• [ZITIERTER ABSCHNITT]:
☆ ☆ ☆ ☆

Liebe Leserinnen und Leser,
seit gestern bin ich wieder in Italien – sowieso ein Land mit hübschen Stellen (einschließlich meines Gartens) und gutem Essen (einschließlich meiner Küche). Das Allerschönste ist dieses Mal allerdings, dass ich diese dämlichen Wahlplakate nicht mehr zu sehen brauche. Lässt sich denn wirklich jemand von solchem Werbeagenturschrott beeindrucken, und wenn ja, müsste dem/der nicht das Wahlrecht entzogen werden? Dass diese störenden Aktionen mit Steuergeldern finanziert werden, macht mich so wütend: Wenn ich besser laufen könnte, würde ich dagegen auf die Straße gehen. Vielleicht starte ich zumindest eine Twitter-Aktion – da habe ich bisher sowieso viel zu wenige Follower. Themen zu erfinden ist heute genauso wichtig, wie es früher Kriegsgründe waren. Bismarck brauchte noch die Emser Depesche und Hitler den Sender Gleiwitz. Ich komme mit #annalenabaerbockundladygagalügen aus – vorausgesetzt, ich kann als Superspreader genügend News-Süchtige infizieren mit meinem Hirnquark.
Besonders willkommen im Wahlkampf sind Katastrophen. Da brauchen sich die Politiker nicht an Argumenten vorbeizumogeln, sondern können Präsenz zeigen. Fettnäpfchen gibt es natürlich auch da wie auf allen Bühnen. Nachdem Laschet schon vorher bestürzt gewesen war, war Steinmeier dran, in die Kamera hinein bestürzt zu sein, Laschet aber leider hinten noch im Bild: lachend! Eine kreuzkriecherische Entschuldigung wurde fällig. Lars Klingbeil von der SPD war trotzdem sprachlos, sagte er. SPD-Steinmeier scherzte auf anderem Video im Hintergrund zu Laschets Bestürzung. Wer sein Gesicht nicht kameralang griesgrämig halten kann, hat an Unglücksorten nichts verloren, bis auf seine Glaubwürdigkeit.

☆ ☆ ☆ ☆

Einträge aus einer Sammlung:
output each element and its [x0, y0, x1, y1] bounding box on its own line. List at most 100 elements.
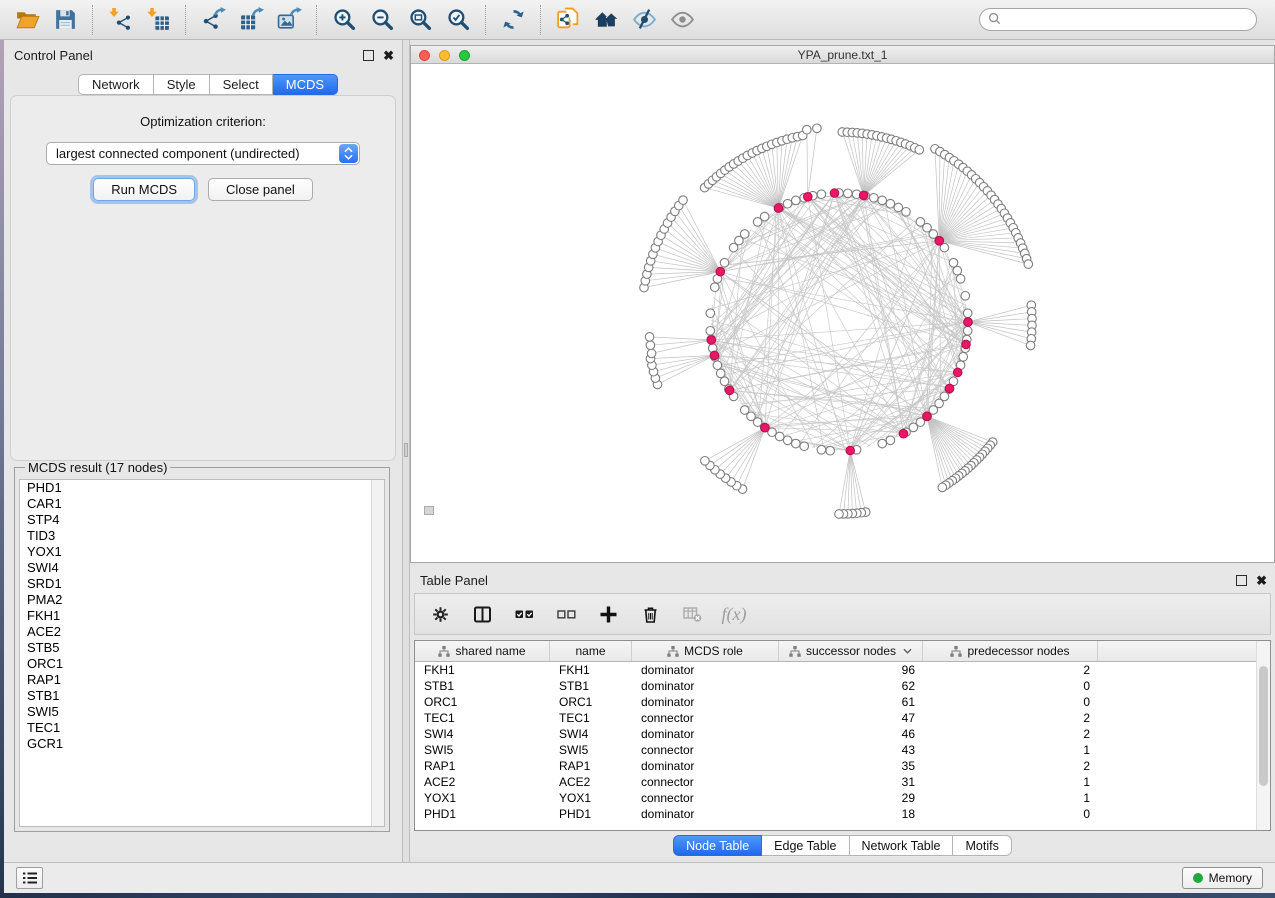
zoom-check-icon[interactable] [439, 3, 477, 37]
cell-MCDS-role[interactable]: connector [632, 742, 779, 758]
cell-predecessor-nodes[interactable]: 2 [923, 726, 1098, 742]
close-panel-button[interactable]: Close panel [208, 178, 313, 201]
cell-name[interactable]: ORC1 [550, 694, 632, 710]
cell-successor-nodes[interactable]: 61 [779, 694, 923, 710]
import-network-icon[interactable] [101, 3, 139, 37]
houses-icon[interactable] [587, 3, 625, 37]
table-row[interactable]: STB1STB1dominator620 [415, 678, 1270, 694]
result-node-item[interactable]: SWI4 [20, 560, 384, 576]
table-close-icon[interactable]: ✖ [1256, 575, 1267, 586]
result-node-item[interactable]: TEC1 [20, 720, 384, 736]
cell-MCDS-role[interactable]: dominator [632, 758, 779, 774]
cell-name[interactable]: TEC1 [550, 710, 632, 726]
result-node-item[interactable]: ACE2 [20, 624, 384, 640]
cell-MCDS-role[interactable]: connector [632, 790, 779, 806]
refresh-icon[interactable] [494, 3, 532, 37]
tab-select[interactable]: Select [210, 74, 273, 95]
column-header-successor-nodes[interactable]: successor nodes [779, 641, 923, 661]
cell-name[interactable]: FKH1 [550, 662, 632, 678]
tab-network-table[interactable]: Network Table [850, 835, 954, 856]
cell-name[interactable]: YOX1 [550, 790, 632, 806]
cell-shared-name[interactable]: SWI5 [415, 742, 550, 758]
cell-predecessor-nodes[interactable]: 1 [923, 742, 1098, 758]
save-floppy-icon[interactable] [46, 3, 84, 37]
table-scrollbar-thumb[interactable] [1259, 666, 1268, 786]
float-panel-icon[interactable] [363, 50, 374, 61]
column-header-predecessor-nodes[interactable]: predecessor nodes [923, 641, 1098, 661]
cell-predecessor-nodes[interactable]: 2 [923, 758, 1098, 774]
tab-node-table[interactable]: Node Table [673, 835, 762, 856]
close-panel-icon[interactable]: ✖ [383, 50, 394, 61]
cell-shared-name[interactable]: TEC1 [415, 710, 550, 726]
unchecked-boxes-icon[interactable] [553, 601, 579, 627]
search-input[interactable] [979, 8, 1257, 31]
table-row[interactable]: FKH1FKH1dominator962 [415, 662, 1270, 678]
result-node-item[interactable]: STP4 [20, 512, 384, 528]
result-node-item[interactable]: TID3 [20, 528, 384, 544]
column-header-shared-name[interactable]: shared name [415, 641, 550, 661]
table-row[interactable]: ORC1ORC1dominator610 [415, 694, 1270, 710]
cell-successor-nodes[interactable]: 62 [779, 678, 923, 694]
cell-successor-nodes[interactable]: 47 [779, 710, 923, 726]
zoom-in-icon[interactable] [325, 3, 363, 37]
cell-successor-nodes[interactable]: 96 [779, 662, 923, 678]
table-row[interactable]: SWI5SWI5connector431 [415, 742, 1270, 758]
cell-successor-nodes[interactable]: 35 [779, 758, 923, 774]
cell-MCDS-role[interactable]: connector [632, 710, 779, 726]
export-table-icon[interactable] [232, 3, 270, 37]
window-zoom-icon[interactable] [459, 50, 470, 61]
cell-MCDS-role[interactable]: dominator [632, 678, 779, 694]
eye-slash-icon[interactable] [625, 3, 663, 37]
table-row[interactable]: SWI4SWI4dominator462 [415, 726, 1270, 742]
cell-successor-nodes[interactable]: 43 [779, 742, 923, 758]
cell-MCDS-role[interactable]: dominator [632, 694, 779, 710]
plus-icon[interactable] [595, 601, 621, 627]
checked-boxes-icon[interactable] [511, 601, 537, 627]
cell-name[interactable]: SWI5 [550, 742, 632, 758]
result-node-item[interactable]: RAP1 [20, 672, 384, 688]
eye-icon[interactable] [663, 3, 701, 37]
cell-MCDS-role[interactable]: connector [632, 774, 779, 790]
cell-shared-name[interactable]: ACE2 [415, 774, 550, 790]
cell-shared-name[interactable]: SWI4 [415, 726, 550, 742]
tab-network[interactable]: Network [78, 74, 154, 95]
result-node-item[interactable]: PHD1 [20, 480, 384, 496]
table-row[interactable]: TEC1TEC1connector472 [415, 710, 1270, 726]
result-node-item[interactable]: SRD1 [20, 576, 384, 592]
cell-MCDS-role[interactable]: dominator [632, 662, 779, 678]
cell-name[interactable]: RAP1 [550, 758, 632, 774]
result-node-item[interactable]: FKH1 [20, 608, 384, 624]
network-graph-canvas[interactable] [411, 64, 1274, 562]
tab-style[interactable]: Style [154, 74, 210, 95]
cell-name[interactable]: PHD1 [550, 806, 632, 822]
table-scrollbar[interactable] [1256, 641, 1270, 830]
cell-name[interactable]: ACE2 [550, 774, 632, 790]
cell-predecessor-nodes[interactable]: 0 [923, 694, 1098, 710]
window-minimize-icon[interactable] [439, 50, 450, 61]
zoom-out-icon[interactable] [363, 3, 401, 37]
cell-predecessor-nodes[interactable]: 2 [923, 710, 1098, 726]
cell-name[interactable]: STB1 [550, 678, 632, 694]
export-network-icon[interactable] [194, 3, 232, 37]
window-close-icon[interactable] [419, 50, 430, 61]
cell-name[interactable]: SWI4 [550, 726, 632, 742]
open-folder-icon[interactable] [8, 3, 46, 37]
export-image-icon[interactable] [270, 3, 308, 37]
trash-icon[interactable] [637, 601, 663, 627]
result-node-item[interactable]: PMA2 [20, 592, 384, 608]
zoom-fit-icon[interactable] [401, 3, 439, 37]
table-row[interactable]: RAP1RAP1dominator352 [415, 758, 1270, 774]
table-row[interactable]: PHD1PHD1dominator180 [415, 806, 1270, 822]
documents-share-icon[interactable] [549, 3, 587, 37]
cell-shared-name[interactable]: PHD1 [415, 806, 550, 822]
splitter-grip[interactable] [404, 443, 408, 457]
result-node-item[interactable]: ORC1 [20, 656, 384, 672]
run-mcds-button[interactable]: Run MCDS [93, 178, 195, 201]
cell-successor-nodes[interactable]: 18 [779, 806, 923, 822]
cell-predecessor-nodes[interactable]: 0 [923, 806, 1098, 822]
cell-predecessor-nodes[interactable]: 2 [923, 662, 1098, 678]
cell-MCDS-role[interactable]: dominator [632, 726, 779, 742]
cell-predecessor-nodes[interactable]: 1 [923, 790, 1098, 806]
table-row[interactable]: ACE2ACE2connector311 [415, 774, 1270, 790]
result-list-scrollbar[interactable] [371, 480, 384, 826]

☆ ☆ ☆ ☆

• [AUFGABE 1]: Was ist laut dem zitierten Abschnitt im Wahlkampf besonders willkommen?
• [AUFGABE 2]:
Stimmen diese Aussagen mit dem zitierten Abschnitt überein? Beantworten Sie jede mit Ja oder Nein und belegen Sie sie mit den entscheidenden Worten des Abschnitts.
(a) Bismarck brauchte die Emser Depesche.
(b) Lars Klingbeil gehört der CDU an.
(c) Die schreibende Person hat auf Twitter bereits sehr viele Follower.
• [AUFGABE 3]: Schreiben Sie aus dem zitierten Abschnitt die Stelle ab, die mit „Besonders willkommen im“ beginnt und mit „auf seine Glaubwürdigkeit.“ endet.
Die Zeilen sind eigenständiges Material und gehören nicht zum zitierten Abschnitt.

• [ANTWORT 1]: Katastrophen.

• [ANTWORT 2]:
(a) Ja: „Bismarck brauchte noch die Emser Depesche“
(b) Nein: „Lars Klingbeil von der SPD“
(c) Nein: „da habe ich bisher sowieso viel zu wenige Follower“

• [ANTWORT 3]:
Besonders willkommen im Wahlkampf sind Katastrophen. Da brauchen sich die Politiker nicht an Argumenten vorbeizumogeln, sondern können Präsenz zeigen. Fettnäpfchen gibt es natürlich auch da wie auf allen Bühnen. Nachdem Laschet schon vorher bestürzt gewesen war, war Steinmeier dran, in die Kamera hinein bestürzt zu sein, Laschet aber leider hinten noch im Bild: lachend! Eine kreuzkriecherische Entschuldigung wurde fällig. Lars Klingbeil von der SPD war trotzdem sprachlos, sagte er. SPD-Steinmeier scherzte auf anderem Video im Hintergrund zu Laschets Bestürzung. Wer sein Gesicht nicht kameralang griesgrämig halten kann, hat an Unglücksorten nichts verloren, bis auf seine Glaubwürdigkeit.